··· Text segment
Meaningful availability: How many nines do you actually need?

How do you define availability in a way that makes sense? People typically talk in terms of nines of availability, which expresses system availability (uptime) as a percentage of total system time. Availability at 99% is OK as far as it goes, but that equates to more than seven hours of downtime per month.

Hitting 99.9% availability is better, at just under nine hours of downtime a year.

Companies aiming for high availability (HA) talk about four nines (less than an hour of downtime a year), which is what we strived for during my time at Netflix.

Five nines availability, which means only five minutes of downtime per year, is ambitious. There is probably not one company that currently hits this standard. But as more and more critical services come online, it's reasonable to assume that the industry will shift toward higher standards, especially given the costs of downtime.

For most companies, getting from two nines to three will have a notable business impact. And doing so requires little effort; it's on the scale of taking an hour every couple of weeks to run an experiment and then fixing/enhancing the system based on your findings. This will provide significant improvement and create more reliable systems.

One way to do this is via chaos engineering, which involves inflicting bugs intentionally to test system resilience and learn from the experience. Moving to the next level is more difficult, both to achieve and maintain. So the big question is: How many nines are enough for your situation?

Here's how to answer that question.

What do your customers want?

Ultimately what your end users and customers care about is whether your site is available when they want or need to use it. At the same time, though, nines are an easy shorthand way to talk about the real issue: reliability.

You need to track reliability somehow, but you want to do so while keeping the emphasis where it should be: on customer satisfaction and experience.

It isn't the nines that matter so much as the end-user experience, so let's move the discussion beyond "How many nines do I need?" to "How can I best serve my customers in ways that they care about?"

For many companies, achieving three nines and then growing and maturing the practices within that level is enough to keep most customers happy and unaware of system problems, depending on how you implement those practices when downtime occurs.
······
··· Dataset records
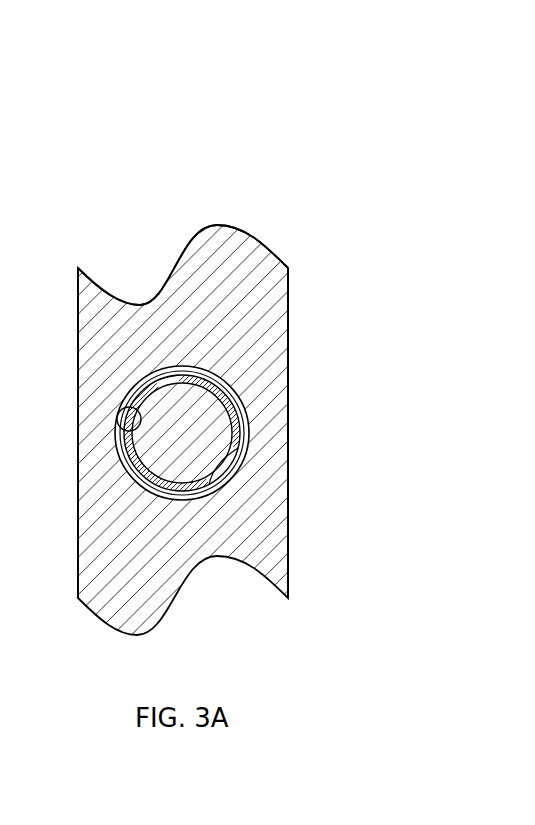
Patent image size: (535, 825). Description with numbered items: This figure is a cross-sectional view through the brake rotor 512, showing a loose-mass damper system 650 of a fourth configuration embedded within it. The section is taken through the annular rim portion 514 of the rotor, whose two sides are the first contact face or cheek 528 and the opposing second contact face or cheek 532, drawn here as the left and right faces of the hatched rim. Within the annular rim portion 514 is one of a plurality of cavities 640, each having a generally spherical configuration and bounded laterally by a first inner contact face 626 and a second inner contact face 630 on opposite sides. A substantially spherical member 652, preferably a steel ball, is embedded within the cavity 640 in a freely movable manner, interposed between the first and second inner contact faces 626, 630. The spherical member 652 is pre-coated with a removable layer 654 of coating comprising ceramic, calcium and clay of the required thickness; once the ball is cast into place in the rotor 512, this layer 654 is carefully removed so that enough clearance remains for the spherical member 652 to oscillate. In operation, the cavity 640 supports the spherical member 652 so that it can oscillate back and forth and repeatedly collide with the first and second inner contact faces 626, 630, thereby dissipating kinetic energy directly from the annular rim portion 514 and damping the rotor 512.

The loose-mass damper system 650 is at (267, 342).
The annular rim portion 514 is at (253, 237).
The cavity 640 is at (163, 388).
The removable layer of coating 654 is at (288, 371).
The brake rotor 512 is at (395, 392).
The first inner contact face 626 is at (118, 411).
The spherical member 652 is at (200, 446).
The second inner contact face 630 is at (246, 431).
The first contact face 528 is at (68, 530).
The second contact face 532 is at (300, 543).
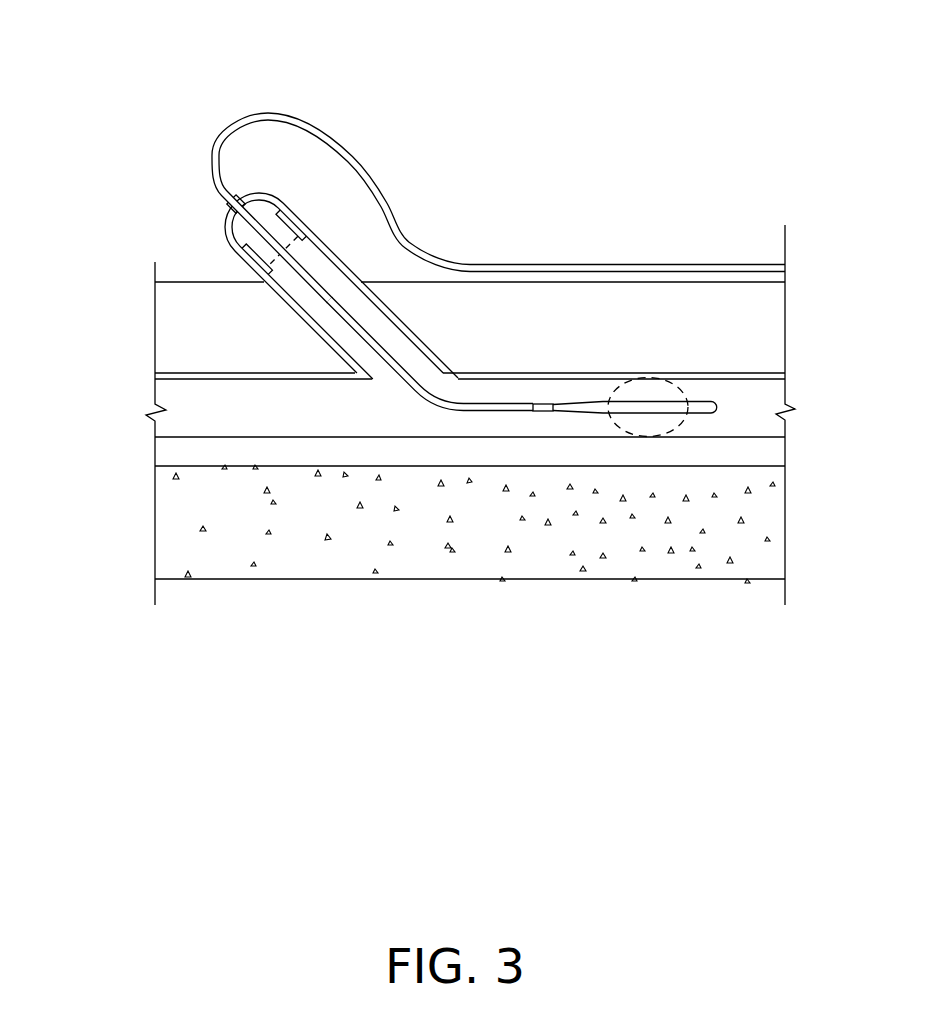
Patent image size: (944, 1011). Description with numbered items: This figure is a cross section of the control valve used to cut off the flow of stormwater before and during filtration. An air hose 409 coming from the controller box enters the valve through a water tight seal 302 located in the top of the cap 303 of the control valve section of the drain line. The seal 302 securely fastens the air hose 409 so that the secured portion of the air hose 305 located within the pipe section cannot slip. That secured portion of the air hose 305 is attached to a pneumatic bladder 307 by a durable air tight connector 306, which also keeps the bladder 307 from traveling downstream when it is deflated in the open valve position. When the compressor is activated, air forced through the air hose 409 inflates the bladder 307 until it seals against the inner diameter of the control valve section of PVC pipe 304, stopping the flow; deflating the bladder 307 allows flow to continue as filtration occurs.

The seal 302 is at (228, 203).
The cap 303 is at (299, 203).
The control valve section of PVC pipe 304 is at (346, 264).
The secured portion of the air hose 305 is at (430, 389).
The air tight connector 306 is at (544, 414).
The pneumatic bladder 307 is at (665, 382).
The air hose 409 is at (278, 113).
······
**Problems to work on**:
1: Retype the entries from the line containing "Patent image size: (944, 1011)." through the final line of the entries, including both ends.
2: Could you continue the piece on availability nines from where it stops?
The text on availability and the entries have no connection to each other.

**The results**:
1:
Patent image size: (944, 1011). Description with numbered items: This figure is a cross section of the control valve used to cut off the flow of stormwater before and during filtration. An air hose 409 coming from the controller box enters the valve through a water tight seal 302 located in the top of the cap 303 of the control valve section of the drain line. The seal 302 securely fastens the air hose 409 so that the secured portion of the air hose 305 located within the pipe section cannot slip. That secured portion of the air hose 305 is attached to a pneumatic bladder 307 by a durable air tight connector 306, which also keeps the bladder 307 from traveling downstream when it is deflated in the open valve position. When the compressor is activated, air forced through the air hose 409 inflates the bladder 307 until it seals against the inner diameter of the control valve section of PVC pipe 304, stopping the flow; deflating the bladder 307 allows flow to continue as filtration occurs.

The seal 302 is at (228, 203).
The cap 303 is at (299, 203).
The control valve section of PVC pipe 304 is at (346, 264).
The secured portion of the air hose 305 is at (430, 389).
The air tight connector 306 is at (544, 414).
The pneumatic bladder 307 is at (665, 382).
The air hose 409 is at (278, 113).

2:
Very few organizations ever achieve four nines, and the ones that do often have strong reasons for needing that level of high availability (think air-traffic control systems).

Companies want to please their customers and limit expenses (including penalties for not meeting SLAs that talk about uptime/downtime). They aren't thinking about "getting one more nine" so much as how to keep customers happy, and site reliability is a big part of that.

Long-term vs. short-term outages

Customers rarely notice outages that last mere seconds, but longer-duration outages definitely get noticed—and both contribute equally to your calculation of nines of availability.

That difference needs to be accounted for in your thinking. A networking blip that causes a momentary stutter while communication is rerouted as the system self-heals causes only a small customer impact, even if it happens more frequently than you would like.

In contrast, one long outage of even just 10 or 15 minutes can cause a well-known or popular site extensive public relations damage. This is true even when the total downtime for both systems is identical at the end of a week/month/year.

The central focus to the questions around reliability should boil down to this: Are you taking care of your customers? Are you meeting their expectations? You must think about how your customers' experience reliability, in order to have a valuable conversation. Customers trying to check a bank balance or make an airline reservation just want to log in, do what they need to do, and go on with their lives.

You might be able to ignore momentary blips, but outages or even scheduled maintenance windows that go on for longer periods of time are becoming more and more unacceptable.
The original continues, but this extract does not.